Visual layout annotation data
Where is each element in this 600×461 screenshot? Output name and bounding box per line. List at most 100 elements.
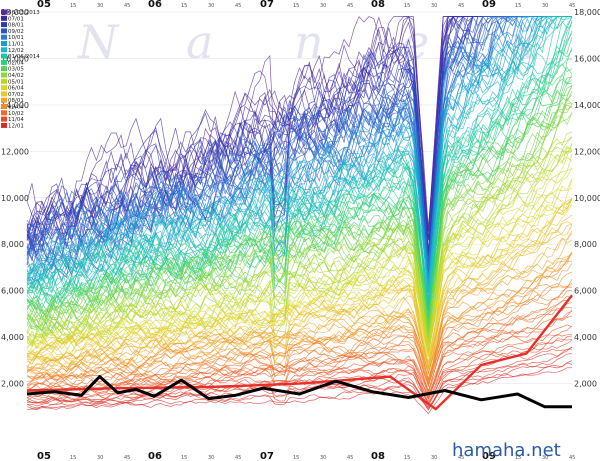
daily-series-line xyxy=(26,75,573,324)
bold-red-series-line xyxy=(26,294,573,411)
y-tick-label-left: 6,000 xyxy=(1,287,24,296)
legend-label: 04/02 xyxy=(8,73,24,79)
daily-series-line xyxy=(26,142,573,352)
legend-swatch xyxy=(1,47,7,53)
daily-series-line xyxy=(26,101,573,333)
daily-series-line xyxy=(26,333,572,400)
daily-series-line xyxy=(26,47,573,320)
minute-label-top: 30 xyxy=(97,3,103,9)
legend-swatch xyxy=(1,116,7,122)
daily-series-line xyxy=(26,16,572,291)
hour-label-top: 08 xyxy=(371,0,385,10)
daily-series-line xyxy=(26,278,573,387)
minute-label-bottom: 15 xyxy=(181,455,187,461)
y-tick-label-right: 8,000 xyxy=(574,240,597,249)
minute-label-top: 15 xyxy=(70,3,76,9)
daily-series-line xyxy=(26,16,572,277)
daily-series-line xyxy=(26,283,573,385)
legend: 06/03/201307/0108/0109/0210/0111/0112/02… xyxy=(1,9,40,129)
hour-label-top: 09 xyxy=(482,0,496,10)
daily-series-line xyxy=(26,16,572,282)
legend-label: 02/04 xyxy=(8,60,24,66)
daily-series-line xyxy=(26,230,573,370)
y-tick-label-left: 8,000 xyxy=(1,240,24,249)
minute-label-top: 15 xyxy=(404,3,410,9)
hour-label-top: 05 xyxy=(37,0,51,10)
watermark-letter: n xyxy=(294,15,324,69)
minute-label-top: 30 xyxy=(208,3,214,9)
hour-label-bottom: 06 xyxy=(148,451,162,461)
minute-label-bottom: 45 xyxy=(235,455,241,461)
legend-label: 10/01 xyxy=(8,35,24,41)
legend-label: 01/06/2014 xyxy=(8,54,40,60)
daily-series-line xyxy=(26,294,573,392)
daily-series-line xyxy=(26,85,573,326)
hour-label-bottom: 07 xyxy=(260,451,274,461)
watermark-letter: a xyxy=(186,15,213,69)
daily-series-line xyxy=(26,33,573,325)
daily-series-line xyxy=(26,16,572,290)
daily-series-line xyxy=(26,58,572,322)
minute-label-bottom: 30 xyxy=(97,455,103,461)
daily-series-line xyxy=(26,16,572,267)
series-cloud xyxy=(26,15,573,415)
daily-series-line xyxy=(26,16,572,294)
minute-label-bottom: 30 xyxy=(320,455,326,461)
daily-series-line xyxy=(26,251,573,380)
minute-label-bottom: 15 xyxy=(70,455,76,461)
y-tick-label-left: 4,000 xyxy=(1,333,24,342)
daily-series-line xyxy=(26,224,573,370)
daily-series-line xyxy=(26,150,573,347)
daily-series-line xyxy=(26,260,573,382)
daily-series-line xyxy=(26,214,573,369)
daily-series-line xyxy=(26,367,573,415)
daily-series-line xyxy=(26,168,573,350)
legend-swatch xyxy=(1,85,7,91)
hour-label-top: 06 xyxy=(148,0,162,10)
minute-label-top: 45 xyxy=(124,3,130,9)
y-tick-label-right: 16,000 xyxy=(574,54,600,63)
daily-series-line xyxy=(26,232,573,381)
daily-series-line xyxy=(26,16,572,276)
watermark-letter: N xyxy=(77,15,120,69)
daily-series-line xyxy=(26,198,573,370)
daily-series-line xyxy=(26,94,573,339)
minute-label-bottom: 30 xyxy=(542,455,548,461)
daily-series-line xyxy=(26,309,573,399)
daily-series-line xyxy=(26,131,573,350)
legend-label: 06/03/2013 xyxy=(8,10,40,16)
minute-label-bottom: 30 xyxy=(208,455,214,461)
daily-series-line xyxy=(26,223,573,374)
daily-series-line xyxy=(26,91,573,337)
daily-series-line xyxy=(26,200,573,363)
daily-series-line xyxy=(26,262,573,383)
daily-series-line xyxy=(26,198,573,368)
daily-series-line xyxy=(26,362,573,410)
daily-series-line xyxy=(26,112,573,339)
daily-series-line xyxy=(26,197,573,357)
y-tick-label-right: 18,000 xyxy=(574,8,600,17)
daily-series-line xyxy=(26,221,573,370)
minute-label-top: 15 xyxy=(181,3,187,9)
y-tick-label-left: 12,000 xyxy=(1,147,29,156)
daily-series-line xyxy=(26,353,573,410)
daily-series-line xyxy=(26,178,573,353)
legend-swatch xyxy=(1,9,7,15)
daily-series-line xyxy=(26,346,573,407)
minute-label-bottom: 15 xyxy=(293,455,299,461)
minute-label-top: 45 xyxy=(569,3,575,9)
bold-series-group xyxy=(26,294,573,411)
y-tick-label-left: 10,000 xyxy=(1,194,29,203)
legend-swatch xyxy=(1,66,7,72)
legend-label: 12/01 xyxy=(8,123,24,129)
legend-swatch xyxy=(1,41,7,46)
daily-series-line xyxy=(26,339,573,404)
y-tick-label-right: 2,000 xyxy=(574,380,597,389)
y-tick-label-left: 18,000 xyxy=(1,8,29,17)
minute-label-bottom: 45 xyxy=(458,455,464,461)
daily-series-line xyxy=(26,16,572,266)
minute-label-bottom: 45 xyxy=(347,455,353,461)
legend-swatch xyxy=(1,28,7,34)
hour-label-top: 07 xyxy=(260,0,274,10)
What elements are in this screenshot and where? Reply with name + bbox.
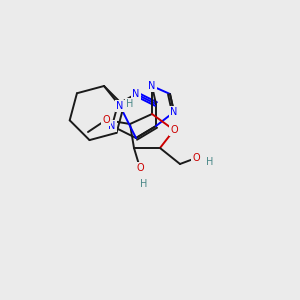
Text: O: O — [192, 153, 200, 163]
Text: N: N — [148, 81, 156, 91]
Text: N: N — [170, 107, 178, 117]
Text: N: N — [116, 101, 124, 111]
Text: O: O — [170, 125, 178, 135]
Text: H: H — [140, 179, 148, 189]
Text: O: O — [102, 115, 110, 125]
Text: N: N — [108, 121, 116, 131]
Text: H: H — [126, 99, 134, 109]
Text: H: H — [206, 157, 214, 167]
Text: N: N — [132, 89, 140, 99]
Text: O: O — [136, 163, 144, 173]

**What is being asked:** Rewrite the rows from the line containing "Text: O: O — [192, 153, 200, 163]" through the end of the rows, replacing "Text" with "Atom" and leaving everything else unchanged.

**Worked answer:**
Atom: O: O — [192, 153, 200, 163]
Atom: N: N — [148, 81, 156, 91]
Atom: N: N — [170, 107, 178, 117]
Atom: N: N — [116, 101, 124, 111]
Atom: O: O — [170, 125, 178, 135]
Atom: H: H — [140, 179, 148, 189]
Atom: O: O — [102, 115, 110, 125]
Atom: N: N — [108, 121, 116, 131]
Atom: H: H — [126, 99, 134, 109]
Atom: H: H — [206, 157, 214, 167]
Atom: N: N — [132, 89, 140, 99]
Atom: O: O — [136, 163, 144, 173]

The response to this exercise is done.